**EXERCISE OBJECTIVE:** Copy the listing below word for word, leaving every line unchanged.

**INPUT DATA:**

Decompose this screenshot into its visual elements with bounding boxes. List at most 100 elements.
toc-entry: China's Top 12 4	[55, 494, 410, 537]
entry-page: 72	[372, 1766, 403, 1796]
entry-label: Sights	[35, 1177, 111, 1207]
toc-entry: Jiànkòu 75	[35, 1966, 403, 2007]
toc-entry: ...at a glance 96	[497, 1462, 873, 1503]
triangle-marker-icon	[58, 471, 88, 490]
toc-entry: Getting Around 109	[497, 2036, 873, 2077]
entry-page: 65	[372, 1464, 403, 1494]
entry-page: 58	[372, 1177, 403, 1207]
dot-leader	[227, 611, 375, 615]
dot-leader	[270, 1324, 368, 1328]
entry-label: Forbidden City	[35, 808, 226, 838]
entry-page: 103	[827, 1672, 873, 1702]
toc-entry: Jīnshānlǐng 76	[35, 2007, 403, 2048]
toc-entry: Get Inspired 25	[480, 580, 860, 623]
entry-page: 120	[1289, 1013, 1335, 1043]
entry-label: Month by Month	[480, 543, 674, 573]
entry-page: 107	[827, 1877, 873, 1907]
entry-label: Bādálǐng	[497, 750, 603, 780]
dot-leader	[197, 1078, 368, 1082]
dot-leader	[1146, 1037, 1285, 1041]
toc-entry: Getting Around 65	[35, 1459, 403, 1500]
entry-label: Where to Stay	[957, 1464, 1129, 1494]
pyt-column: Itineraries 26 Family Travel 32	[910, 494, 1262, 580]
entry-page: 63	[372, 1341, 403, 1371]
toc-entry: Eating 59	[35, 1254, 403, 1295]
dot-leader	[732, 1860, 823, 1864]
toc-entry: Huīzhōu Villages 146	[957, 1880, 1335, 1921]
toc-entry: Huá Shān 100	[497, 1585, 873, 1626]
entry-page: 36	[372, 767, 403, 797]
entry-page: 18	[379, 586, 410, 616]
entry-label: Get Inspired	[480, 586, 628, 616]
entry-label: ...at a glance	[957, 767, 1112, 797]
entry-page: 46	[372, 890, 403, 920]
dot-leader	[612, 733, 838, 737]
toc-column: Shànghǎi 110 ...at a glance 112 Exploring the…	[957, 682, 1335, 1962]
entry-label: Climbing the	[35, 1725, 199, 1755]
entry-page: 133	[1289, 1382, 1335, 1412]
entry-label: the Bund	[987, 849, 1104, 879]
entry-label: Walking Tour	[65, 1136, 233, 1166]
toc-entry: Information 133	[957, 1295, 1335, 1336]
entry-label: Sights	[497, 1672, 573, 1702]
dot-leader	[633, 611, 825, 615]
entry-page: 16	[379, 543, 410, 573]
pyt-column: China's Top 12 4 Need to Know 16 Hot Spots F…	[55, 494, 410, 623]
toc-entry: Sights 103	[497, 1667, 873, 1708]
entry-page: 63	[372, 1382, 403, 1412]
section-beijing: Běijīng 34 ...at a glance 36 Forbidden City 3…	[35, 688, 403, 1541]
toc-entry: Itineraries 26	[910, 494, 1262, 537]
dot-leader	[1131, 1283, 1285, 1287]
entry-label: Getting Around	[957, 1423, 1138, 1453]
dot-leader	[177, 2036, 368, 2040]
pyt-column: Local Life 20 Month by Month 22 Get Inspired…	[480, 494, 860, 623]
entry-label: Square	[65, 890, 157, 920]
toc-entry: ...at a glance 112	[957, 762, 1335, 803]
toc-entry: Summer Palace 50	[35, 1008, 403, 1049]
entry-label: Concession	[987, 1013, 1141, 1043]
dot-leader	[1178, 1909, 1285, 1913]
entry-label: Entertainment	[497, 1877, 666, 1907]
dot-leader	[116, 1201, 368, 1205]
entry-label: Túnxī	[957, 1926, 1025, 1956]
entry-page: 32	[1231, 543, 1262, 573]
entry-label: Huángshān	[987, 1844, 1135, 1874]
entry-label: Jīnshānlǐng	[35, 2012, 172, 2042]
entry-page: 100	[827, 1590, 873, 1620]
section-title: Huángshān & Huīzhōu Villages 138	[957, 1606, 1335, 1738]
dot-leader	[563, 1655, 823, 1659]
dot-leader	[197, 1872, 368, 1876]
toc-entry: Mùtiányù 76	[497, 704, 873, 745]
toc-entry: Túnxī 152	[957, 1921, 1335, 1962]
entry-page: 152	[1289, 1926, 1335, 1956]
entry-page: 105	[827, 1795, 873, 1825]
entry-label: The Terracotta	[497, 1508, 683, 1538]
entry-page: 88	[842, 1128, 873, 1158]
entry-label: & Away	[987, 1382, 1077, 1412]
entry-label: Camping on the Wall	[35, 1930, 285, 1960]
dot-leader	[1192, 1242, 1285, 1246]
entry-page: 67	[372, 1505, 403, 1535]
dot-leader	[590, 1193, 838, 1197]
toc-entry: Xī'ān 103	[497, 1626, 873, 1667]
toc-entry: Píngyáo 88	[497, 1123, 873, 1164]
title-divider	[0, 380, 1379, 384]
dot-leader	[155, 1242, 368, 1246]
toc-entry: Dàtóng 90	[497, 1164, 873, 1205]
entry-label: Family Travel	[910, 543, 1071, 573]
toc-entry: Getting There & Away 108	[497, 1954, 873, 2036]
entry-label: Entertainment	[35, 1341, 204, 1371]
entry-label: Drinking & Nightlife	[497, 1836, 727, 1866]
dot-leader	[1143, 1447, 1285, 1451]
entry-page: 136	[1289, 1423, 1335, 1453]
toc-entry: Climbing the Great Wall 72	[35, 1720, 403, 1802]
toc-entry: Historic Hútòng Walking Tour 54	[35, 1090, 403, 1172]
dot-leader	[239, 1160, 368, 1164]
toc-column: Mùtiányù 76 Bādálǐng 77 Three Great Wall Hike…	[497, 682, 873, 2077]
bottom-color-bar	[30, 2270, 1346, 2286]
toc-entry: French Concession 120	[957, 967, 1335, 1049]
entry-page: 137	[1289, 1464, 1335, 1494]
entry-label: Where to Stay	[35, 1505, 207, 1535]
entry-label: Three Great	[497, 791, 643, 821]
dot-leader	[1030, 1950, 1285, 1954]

**EXPECTED OUTPUT:**
Decompose this screenshot into its visual elements with bounding boxes. List at most 100 elements.
toc-entry: China's Top 12 4	[55, 494, 410, 537]
entry-page: 72	[372, 1766, 403, 1796]
entry-label: Sights	[35, 1177, 111, 1207]
toc-entry: Jiànkòu 75	[35, 1966, 403, 2007]
toc-entry: ...at a glance 96	[497, 1462, 873, 1503]
triangle-marker-icon	[58, 471, 88, 490]
toc-entry: Getting Around 109	[497, 2036, 873, 2077]
entry-page: 65	[372, 1464, 403, 1494]
entry-page: 58	[372, 1177, 403, 1207]
dot-leader	[227, 611, 375, 615]
dot-leader	[270, 1324, 368, 1328]
entry-label: Forbidden City	[35, 808, 226, 838]
entry-page: 103	[827, 1672, 873, 1702]
toc-entry: Jīnshānlǐng 76	[35, 2007, 403, 2048]
toc-entry: Get Inspired 25	[480, 580, 860, 623]
entry-page: 120	[1289, 1013, 1335, 1043]
entry-label: Month by Month	[480, 543, 674, 573]
entry-page: 107	[827, 1877, 873, 1907]
entry-label: Bādálǐng	[497, 750, 603, 780]
dot-leader	[197, 1078, 368, 1082]
dot-leader	[1146, 1037, 1285, 1041]
toc-entry: Getting Around 65	[35, 1459, 403, 1500]
entry-label: Where to Stay	[957, 1464, 1129, 1494]
pyt-column: Itineraries 26 Family Travel 32	[910, 494, 1262, 580]
entry-page: 63	[372, 1341, 403, 1371]
toc-entry: Eating 59	[35, 1254, 403, 1295]
dot-leader	[732, 1860, 823, 1864]
toc-entry: Huīzhōu Villages 146	[957, 1880, 1335, 1921]
toc-entry: Huá Shān 100	[497, 1585, 873, 1626]
entry-page: 36	[372, 767, 403, 797]
entry-page: 18	[379, 586, 410, 616]
entry-label: Get Inspired	[480, 586, 628, 616]
entry-label: ...at a glance	[957, 767, 1112, 797]
entry-page: 46	[372, 890, 403, 920]
dot-leader	[612, 733, 838, 737]
toc-column: Shànghǎi 110 ...at a glance 112 Exploring the…	[957, 682, 1335, 1962]
entry-label: Climbing the	[35, 1725, 199, 1755]
entry-page: 133	[1289, 1382, 1335, 1412]
entry-label: the Bund	[987, 849, 1104, 879]
entry-label: Walking Tour	[65, 1136, 233, 1166]
toc-entry: Information 133	[957, 1295, 1335, 1336]
entry-label: Sights	[497, 1672, 573, 1702]
dot-leader	[633, 611, 825, 615]
entry-page: 16	[379, 543, 410, 573]
pyt-column: China's Top 12 4 Need to Know 16 Hot Spots F…	[55, 494, 410, 623]
toc-entry: Sights 103	[497, 1667, 873, 1708]
entry-page: 63	[372, 1382, 403, 1412]
section-beijing: Běijīng 34 ...at a glance 36 Forbidden City 3…	[35, 688, 403, 1541]
toc-entry: Itineraries 26	[910, 494, 1262, 537]
dot-leader	[1131, 1283, 1285, 1287]
entry-label: Getting Around	[957, 1423, 1138, 1453]
dot-leader	[177, 2036, 368, 2040]
pyt-column: Local Life 20 Month by Month 22 Get Inspired…	[480, 494, 860, 623]
entry-label: Square	[65, 890, 157, 920]
toc-entry: ...at a glance 112	[957, 762, 1335, 803]
toc-entry: Summer Palace 50	[35, 1008, 403, 1049]
entry-label: Concession	[987, 1013, 1141, 1043]
dot-leader	[1178, 1909, 1285, 1913]
entry-label: Entertainment	[497, 1877, 666, 1907]
dot-leader	[116, 1201, 368, 1205]
entry-label: Túnxī	[957, 1926, 1025, 1956]
entry-page: 32	[1231, 543, 1262, 573]
entry-label: Huángshān	[987, 1844, 1135, 1874]
entry-label: Jīnshānlǐng	[35, 2012, 172, 2042]
entry-page: 100	[827, 1590, 873, 1620]
section-title: Huángshān & Huīzhōu Villages 138	[957, 1606, 1335, 1738]
dot-leader	[563, 1655, 823, 1659]
dot-leader	[197, 1872, 368, 1876]
toc-entry: Mùtiányù 76	[497, 704, 873, 745]
toc-entry: Túnxī 152	[957, 1921, 1335, 1962]
entry-page: 152	[1289, 1926, 1335, 1956]
entry-page: 105	[827, 1795, 873, 1825]
entry-label: The Terracotta	[497, 1508, 683, 1538]
entry-page: 88	[842, 1128, 873, 1158]
entry-label: & Away	[987, 1382, 1077, 1412]
entry-label: Camping on the Wall	[35, 1930, 285, 1960]
dot-leader	[1192, 1242, 1285, 1246]
entry-page: 67	[372, 1505, 403, 1535]
dot-leader	[590, 1193, 838, 1197]
toc-entry: Xī'ān 103	[497, 1626, 873, 1667]
toc-entry: Píngyáo 88	[497, 1123, 873, 1164]
title-divider	[0, 380, 1379, 384]
dot-leader	[155, 1242, 368, 1246]
toc-entry: Dàtóng 90	[497, 1164, 873, 1205]
entry-label: Family Travel	[910, 543, 1071, 573]
toc-entry: Getting There & Away 108	[497, 1954, 873, 2036]
entry-label: Entertainment	[35, 1341, 204, 1371]
entry-label: Drinking & Nightlife	[497, 1836, 727, 1866]
dot-leader	[1143, 1447, 1285, 1451]
entry-page: 136	[1289, 1423, 1335, 1453]
toc-entry: Climbing the Great Wall 72	[35, 1720, 403, 1802]
toc-entry: Historic Hútòng Walking Tour 54	[35, 1090, 403, 1172]
dot-leader	[239, 1160, 368, 1164]
toc-column: Mùtiányù 76 Bādálǐng 77 Three Great Wall Hike…	[497, 682, 873, 2077]
bottom-color-bar	[30, 2270, 1346, 2286]
toc-entry: French Concession 120	[957, 967, 1335, 1049]
entry-page: 137	[1289, 1464, 1335, 1494]
entry-label: Where to Stay	[35, 1505, 207, 1535]
entry-label: Three Great	[497, 791, 643, 821]
dot-leader	[1030, 1950, 1285, 1954]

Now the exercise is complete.